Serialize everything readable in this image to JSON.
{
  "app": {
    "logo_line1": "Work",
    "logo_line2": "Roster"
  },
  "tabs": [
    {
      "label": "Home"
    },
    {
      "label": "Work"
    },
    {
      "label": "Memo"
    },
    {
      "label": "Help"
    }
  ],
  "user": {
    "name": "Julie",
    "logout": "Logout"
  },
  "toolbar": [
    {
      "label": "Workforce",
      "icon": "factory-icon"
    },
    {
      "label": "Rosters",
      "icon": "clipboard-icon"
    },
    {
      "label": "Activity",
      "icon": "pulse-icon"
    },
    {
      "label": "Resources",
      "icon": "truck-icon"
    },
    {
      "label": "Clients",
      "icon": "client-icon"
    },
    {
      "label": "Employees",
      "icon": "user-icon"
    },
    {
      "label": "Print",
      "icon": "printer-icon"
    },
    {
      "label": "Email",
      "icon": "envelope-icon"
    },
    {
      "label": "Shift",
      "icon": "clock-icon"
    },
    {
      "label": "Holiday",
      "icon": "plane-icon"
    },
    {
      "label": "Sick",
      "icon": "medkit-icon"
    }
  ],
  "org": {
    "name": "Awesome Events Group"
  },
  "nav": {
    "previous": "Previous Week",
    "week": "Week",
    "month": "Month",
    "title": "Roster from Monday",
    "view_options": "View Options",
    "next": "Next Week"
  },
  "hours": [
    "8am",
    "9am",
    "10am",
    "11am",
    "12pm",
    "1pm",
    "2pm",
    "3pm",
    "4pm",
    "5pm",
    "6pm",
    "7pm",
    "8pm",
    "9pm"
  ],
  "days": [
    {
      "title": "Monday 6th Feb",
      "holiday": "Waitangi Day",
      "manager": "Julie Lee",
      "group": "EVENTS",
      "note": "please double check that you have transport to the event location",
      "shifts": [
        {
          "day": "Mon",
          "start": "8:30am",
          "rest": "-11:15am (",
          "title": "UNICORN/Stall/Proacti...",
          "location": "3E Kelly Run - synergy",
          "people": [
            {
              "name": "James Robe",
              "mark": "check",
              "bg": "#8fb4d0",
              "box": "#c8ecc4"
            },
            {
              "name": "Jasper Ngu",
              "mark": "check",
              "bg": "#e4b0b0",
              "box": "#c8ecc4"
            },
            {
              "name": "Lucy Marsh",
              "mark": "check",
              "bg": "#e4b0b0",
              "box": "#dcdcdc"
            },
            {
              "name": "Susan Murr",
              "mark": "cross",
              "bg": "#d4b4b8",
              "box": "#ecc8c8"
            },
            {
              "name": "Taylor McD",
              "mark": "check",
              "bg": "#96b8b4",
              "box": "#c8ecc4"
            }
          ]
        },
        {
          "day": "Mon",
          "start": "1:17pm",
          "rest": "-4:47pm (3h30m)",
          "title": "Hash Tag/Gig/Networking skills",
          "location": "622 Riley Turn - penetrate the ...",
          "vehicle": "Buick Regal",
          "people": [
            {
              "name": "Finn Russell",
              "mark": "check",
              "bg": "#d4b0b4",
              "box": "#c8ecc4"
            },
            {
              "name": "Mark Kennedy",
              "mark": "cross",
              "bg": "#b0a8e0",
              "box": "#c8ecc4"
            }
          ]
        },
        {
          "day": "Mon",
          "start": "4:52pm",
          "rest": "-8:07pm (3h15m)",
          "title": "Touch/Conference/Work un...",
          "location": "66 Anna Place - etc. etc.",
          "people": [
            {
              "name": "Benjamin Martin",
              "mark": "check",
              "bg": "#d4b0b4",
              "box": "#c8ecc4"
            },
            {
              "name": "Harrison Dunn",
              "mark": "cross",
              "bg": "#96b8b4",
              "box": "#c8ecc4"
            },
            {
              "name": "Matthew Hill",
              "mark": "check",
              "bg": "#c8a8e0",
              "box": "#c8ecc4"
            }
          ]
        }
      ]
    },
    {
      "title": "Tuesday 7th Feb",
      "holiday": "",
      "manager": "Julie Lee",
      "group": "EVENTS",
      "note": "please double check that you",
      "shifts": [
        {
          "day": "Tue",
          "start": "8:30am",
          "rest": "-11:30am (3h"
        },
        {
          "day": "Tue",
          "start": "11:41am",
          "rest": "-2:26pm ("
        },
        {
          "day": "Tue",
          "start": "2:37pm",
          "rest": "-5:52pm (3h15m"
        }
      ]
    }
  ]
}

━━━━━━━━━━━━━━━━━━━━

**Requirements**
What count of lines in the listing contain the word "that"? Reply with the number only.

**Expected answer**
2